Problem to solve: Return the material word for word. Do not include the pictures.

Part of a data file
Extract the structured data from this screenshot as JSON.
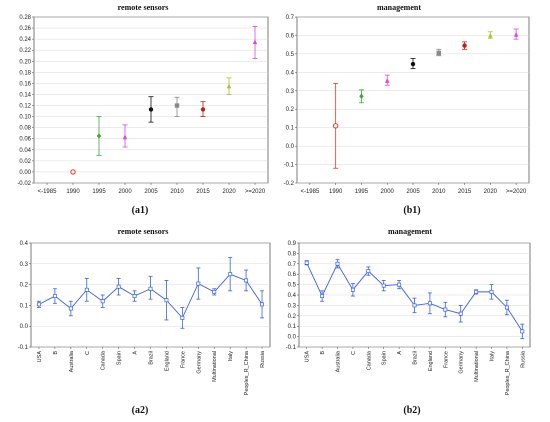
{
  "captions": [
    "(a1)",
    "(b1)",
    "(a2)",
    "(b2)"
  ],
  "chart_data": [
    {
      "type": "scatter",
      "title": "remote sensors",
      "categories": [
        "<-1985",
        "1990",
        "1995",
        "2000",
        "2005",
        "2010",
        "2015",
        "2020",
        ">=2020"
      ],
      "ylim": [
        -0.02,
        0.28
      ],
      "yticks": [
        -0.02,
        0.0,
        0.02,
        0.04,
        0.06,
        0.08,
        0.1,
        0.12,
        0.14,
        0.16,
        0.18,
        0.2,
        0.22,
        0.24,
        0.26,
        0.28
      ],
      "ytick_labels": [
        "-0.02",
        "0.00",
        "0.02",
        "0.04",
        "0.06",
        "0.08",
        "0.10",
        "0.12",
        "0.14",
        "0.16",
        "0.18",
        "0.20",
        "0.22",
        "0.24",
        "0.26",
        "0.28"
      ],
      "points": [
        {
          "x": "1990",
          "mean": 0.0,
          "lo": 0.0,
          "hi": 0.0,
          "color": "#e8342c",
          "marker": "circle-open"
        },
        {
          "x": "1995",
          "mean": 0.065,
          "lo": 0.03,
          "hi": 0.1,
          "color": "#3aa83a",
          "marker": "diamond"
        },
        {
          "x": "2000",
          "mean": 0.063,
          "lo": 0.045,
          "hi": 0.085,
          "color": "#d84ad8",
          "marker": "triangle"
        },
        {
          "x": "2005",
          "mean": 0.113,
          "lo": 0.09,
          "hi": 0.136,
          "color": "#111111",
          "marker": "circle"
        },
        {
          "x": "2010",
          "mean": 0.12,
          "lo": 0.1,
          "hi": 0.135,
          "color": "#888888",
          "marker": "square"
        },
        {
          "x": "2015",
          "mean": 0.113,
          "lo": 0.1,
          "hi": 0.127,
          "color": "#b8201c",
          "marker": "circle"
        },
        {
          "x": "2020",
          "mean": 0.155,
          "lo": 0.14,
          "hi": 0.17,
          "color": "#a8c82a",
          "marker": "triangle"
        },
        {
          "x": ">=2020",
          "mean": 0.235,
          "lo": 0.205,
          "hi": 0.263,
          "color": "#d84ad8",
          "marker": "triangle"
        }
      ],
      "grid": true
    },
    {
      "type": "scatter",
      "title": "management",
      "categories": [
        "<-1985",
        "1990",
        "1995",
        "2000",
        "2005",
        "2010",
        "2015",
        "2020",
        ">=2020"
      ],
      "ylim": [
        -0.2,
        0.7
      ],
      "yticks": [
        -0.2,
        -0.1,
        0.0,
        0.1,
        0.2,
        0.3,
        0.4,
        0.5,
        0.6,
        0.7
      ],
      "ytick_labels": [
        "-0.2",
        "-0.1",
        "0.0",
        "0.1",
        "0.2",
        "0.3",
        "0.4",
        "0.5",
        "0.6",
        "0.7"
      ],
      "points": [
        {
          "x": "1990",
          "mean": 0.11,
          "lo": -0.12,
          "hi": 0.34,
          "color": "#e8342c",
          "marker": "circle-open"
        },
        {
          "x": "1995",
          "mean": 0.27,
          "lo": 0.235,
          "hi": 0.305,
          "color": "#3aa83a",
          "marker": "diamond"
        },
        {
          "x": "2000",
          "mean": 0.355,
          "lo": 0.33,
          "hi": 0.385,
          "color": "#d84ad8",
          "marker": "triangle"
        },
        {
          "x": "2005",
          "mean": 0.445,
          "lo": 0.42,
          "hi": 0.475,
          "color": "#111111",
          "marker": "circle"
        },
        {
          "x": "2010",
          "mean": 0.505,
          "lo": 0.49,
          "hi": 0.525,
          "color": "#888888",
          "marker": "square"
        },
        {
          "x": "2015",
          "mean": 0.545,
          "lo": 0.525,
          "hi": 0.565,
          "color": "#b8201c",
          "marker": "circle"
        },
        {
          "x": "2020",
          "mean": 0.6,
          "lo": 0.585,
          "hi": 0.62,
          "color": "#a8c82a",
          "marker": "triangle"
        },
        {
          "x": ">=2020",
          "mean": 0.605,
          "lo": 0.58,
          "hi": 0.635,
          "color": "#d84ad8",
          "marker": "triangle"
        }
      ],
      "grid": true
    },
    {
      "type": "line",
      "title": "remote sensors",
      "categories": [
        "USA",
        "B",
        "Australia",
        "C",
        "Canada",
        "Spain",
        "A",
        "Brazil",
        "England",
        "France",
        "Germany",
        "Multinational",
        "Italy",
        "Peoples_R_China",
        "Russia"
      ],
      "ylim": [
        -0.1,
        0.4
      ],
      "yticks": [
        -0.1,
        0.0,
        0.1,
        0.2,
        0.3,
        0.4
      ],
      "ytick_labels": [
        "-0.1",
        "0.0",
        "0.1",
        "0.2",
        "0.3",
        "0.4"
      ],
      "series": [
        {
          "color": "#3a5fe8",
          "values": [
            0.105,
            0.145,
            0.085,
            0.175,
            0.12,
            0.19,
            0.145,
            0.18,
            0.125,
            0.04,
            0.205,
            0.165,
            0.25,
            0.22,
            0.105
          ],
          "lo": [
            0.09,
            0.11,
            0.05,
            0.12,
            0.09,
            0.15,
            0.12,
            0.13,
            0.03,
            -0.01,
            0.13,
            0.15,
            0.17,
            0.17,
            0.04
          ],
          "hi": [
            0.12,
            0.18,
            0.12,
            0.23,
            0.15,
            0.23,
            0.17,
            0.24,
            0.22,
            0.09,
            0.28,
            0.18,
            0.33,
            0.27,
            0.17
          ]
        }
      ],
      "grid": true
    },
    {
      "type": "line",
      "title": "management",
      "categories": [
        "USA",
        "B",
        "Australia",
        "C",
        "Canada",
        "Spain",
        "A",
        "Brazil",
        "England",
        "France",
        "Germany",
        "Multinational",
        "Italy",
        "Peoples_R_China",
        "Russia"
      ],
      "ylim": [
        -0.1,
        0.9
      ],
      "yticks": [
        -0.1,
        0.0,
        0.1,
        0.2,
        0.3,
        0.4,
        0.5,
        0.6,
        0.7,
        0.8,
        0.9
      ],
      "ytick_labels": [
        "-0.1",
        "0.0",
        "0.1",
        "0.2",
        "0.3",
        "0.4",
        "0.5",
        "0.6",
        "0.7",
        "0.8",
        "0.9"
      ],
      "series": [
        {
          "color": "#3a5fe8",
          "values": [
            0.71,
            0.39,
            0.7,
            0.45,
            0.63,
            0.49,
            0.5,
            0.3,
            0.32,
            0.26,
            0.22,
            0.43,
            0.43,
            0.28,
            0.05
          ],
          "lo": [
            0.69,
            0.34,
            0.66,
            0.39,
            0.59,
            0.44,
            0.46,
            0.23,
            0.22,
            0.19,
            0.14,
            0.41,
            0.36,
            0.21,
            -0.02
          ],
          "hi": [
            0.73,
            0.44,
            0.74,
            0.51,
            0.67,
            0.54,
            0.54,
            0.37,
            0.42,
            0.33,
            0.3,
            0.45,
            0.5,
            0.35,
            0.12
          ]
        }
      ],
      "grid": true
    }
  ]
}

Task answer:
Extract the structured data from this screenshot as JSON.
{
  "captions": [
    "(a1)",
    "(b1)",
    "(a2)",
    "(b2)"
  ],
  "chart_data": [
    {
      "type": "scatter",
      "title": "remote sensors",
      "categories": [
        "<-1985",
        "1990",
        "1995",
        "2000",
        "2005",
        "2010",
        "2015",
        "2020",
        ">=2020"
      ],
      "ylim": [
        -0.02,
        0.28
      ],
      "yticks": [
        -0.02,
        0.0,
        0.02,
        0.04,
        0.06,
        0.08,
        0.1,
        0.12,
        0.14,
        0.16,
        0.18,
        0.2,
        0.22,
        0.24,
        0.26,
        0.28
      ],
      "ytick_labels": [
        "-0.02",
        "0.00",
        "0.02",
        "0.04",
        "0.06",
        "0.08",
        "0.10",
        "0.12",
        "0.14",
        "0.16",
        "0.18",
        "0.20",
        "0.22",
        "0.24",
        "0.26",
        "0.28"
      ],
      "points": [
        {
          "x": "1990",
          "mean": 0.0,
          "lo": 0.0,
          "hi": 0.0,
          "color": "#e8342c",
          "marker": "circle-open"
        },
        {
          "x": "1995",
          "mean": 0.065,
          "lo": 0.03,
          "hi": 0.1,
          "color": "#3aa83a",
          "marker": "diamond"
        },
        {
          "x": "2000",
          "mean": 0.063,
          "lo": 0.045,
          "hi": 0.085,
          "color": "#d84ad8",
          "marker": "triangle"
        },
        {
          "x": "2005",
          "mean": 0.113,
          "lo": 0.09,
          "hi": 0.136,
          "color": "#111111",
          "marker": "circle"
        },
        {
          "x": "2010",
          "mean": 0.12,
          "lo": 0.1,
          "hi": 0.135,
          "color": "#888888",
          "marker": "square"
        },
        {
          "x": "2015",
          "mean": 0.113,
          "lo": 0.1,
          "hi": 0.127,
          "color": "#b8201c",
          "marker": "circle"
        },
        {
          "x": "2020",
          "mean": 0.155,
          "lo": 0.14,
          "hi": 0.17,
          "color": "#a8c82a",
          "marker": "triangle"
        },
        {
          "x": ">=2020",
          "mean": 0.235,
          "lo": 0.205,
          "hi": 0.263,
          "color": "#d84ad8",
          "marker": "triangle"
        }
      ],
      "grid": true
    },
    {
      "type": "scatter",
      "title": "management",
      "categories": [
        "<-1985",
        "1990",
        "1995",
        "2000",
        "2005",
        "2010",
        "2015",
        "2020",
        ">=2020"
      ],
      "ylim": [
        -0.2,
        0.7
      ],
      "yticks": [
        -0.2,
        -0.1,
        0.0,
        0.1,
        0.2,
        0.3,
        0.4,
        0.5,
        0.6,
        0.7
      ],
      "ytick_labels": [
        "-0.2",
        "-0.1",
        "0.0",
        "0.1",
        "0.2",
        "0.3",
        "0.4",
        "0.5",
        "0.6",
        "0.7"
      ],
      "points": [
        {
          "x": "1990",
          "mean": 0.11,
          "lo": -0.12,
          "hi": 0.34,
          "color": "#e8342c",
          "marker": "circle-open"
        },
        {
          "x": "1995",
          "mean": 0.27,
          "lo": 0.235,
          "hi": 0.305,
          "color": "#3aa83a",
          "marker": "diamond"
        },
        {
          "x": "2000",
          "mean": 0.355,
          "lo": 0.33,
          "hi": 0.385,
          "color": "#d84ad8",
          "marker": "triangle"
        },
        {
          "x": "2005",
          "mean": 0.445,
          "lo": 0.42,
          "hi": 0.475,
          "color": "#111111",
          "marker": "circle"
        },
        {
          "x": "2010",
          "mean": 0.505,
          "lo": 0.49,
          "hi": 0.525,
          "color": "#888888",
          "marker": "square"
        },
        {
          "x": "2015",
          "mean": 0.545,
          "lo": 0.525,
          "hi": 0.565,
          "color": "#b8201c",
          "marker": "circle"
        },
        {
          "x": "2020",
          "mean": 0.6,
          "lo": 0.585,
          "hi": 0.62,
          "color": "#a8c82a",
          "marker": "triangle"
        },
        {
          "x": ">=2020",
          "mean": 0.605,
          "lo": 0.58,
          "hi": 0.635,
          "color": "#d84ad8",
          "marker": "triangle"
        }
      ],
      "grid": true
    },
    {
      "type": "line",
      "title": "remote sensors",
      "categories": [
        "USA",
        "B",
        "Australia",
        "C",
        "Canada",
        "Spain",
        "A",
        "Brazil",
        "England",
        "France",
        "Germany",
        "Multinational",
        "Italy",
        "Peoples_R_China",
        "Russia"
      ],
      "ylim": [
        -0.1,
        0.4
      ],
      "yticks": [
        -0.1,
        0.0,
        0.1,
        0.2,
        0.3,
        0.4
      ],
      "ytick_labels": [
        "-0.1",
        "0.0",
        "0.1",
        "0.2",
        "0.3",
        "0.4"
      ],
      "series": [
        {
          "color": "#3a5fe8",
          "values": [
            0.105,
            0.145,
            0.085,
            0.175,
            0.12,
            0.19,
            0.145,
            0.18,
            0.125,
            0.04,
            0.205,
            0.165,
            0.25,
            0.22,
            0.105
          ],
          "lo": [
            0.09,
            0.11,
            0.05,
            0.12,
            0.09,
            0.15,
            0.12,
            0.13,
            0.03,
            -0.01,
            0.13,
            0.15,
            0.17,
            0.17,
            0.04
          ],
          "hi": [
            0.12,
            0.18,
            0.12,
            0.23,
            0.15,
            0.23,
            0.17,
            0.24,
            0.22,
            0.09,
            0.28,
            0.18,
            0.33,
            0.27,
            0.17
          ]
        }
      ],
      "grid": true
    },
    {
      "type": "line",
      "title": "management",
      "categories": [
        "USA",
        "B",
        "Australia",
        "C",
        "Canada",
        "Spain",
        "A",
        "Brazil",
        "England",
        "France",
        "Germany",
        "Multinational",
        "Italy",
        "Peoples_R_China",
        "Russia"
      ],
      "ylim": [
        -0.1,
        0.9
      ],
      "yticks": [
        -0.1,
        0.0,
        0.1,
        0.2,
        0.3,
        0.4,
        0.5,
        0.6,
        0.7,
        0.8,
        0.9
      ],
      "ytick_labels": [
        "-0.1",
        "0.0",
        "0.1",
        "0.2",
        "0.3",
        "0.4",
        "0.5",
        "0.6",
        "0.7",
        "0.8",
        "0.9"
      ],
      "series": [
        {
          "color": "#3a5fe8",
          "values": [
            0.71,
            0.39,
            0.7,
            0.45,
            0.63,
            0.49,
            0.5,
            0.3,
            0.32,
            0.26,
            0.22,
            0.43,
            0.43,
            0.28,
            0.05
          ],
          "lo": [
            0.69,
            0.34,
            0.66,
            0.39,
            0.59,
            0.44,
            0.46,
            0.23,
            0.22,
            0.19,
            0.14,
            0.41,
            0.36,
            0.21,
            -0.02
          ],
          "hi": [
            0.73,
            0.44,
            0.74,
            0.51,
            0.67,
            0.54,
            0.54,
            0.37,
            0.42,
            0.33,
            0.3,
            0.45,
            0.5,
            0.35,
            0.12
          ]
        }
      ],
      "grid": true
    }
  ]
}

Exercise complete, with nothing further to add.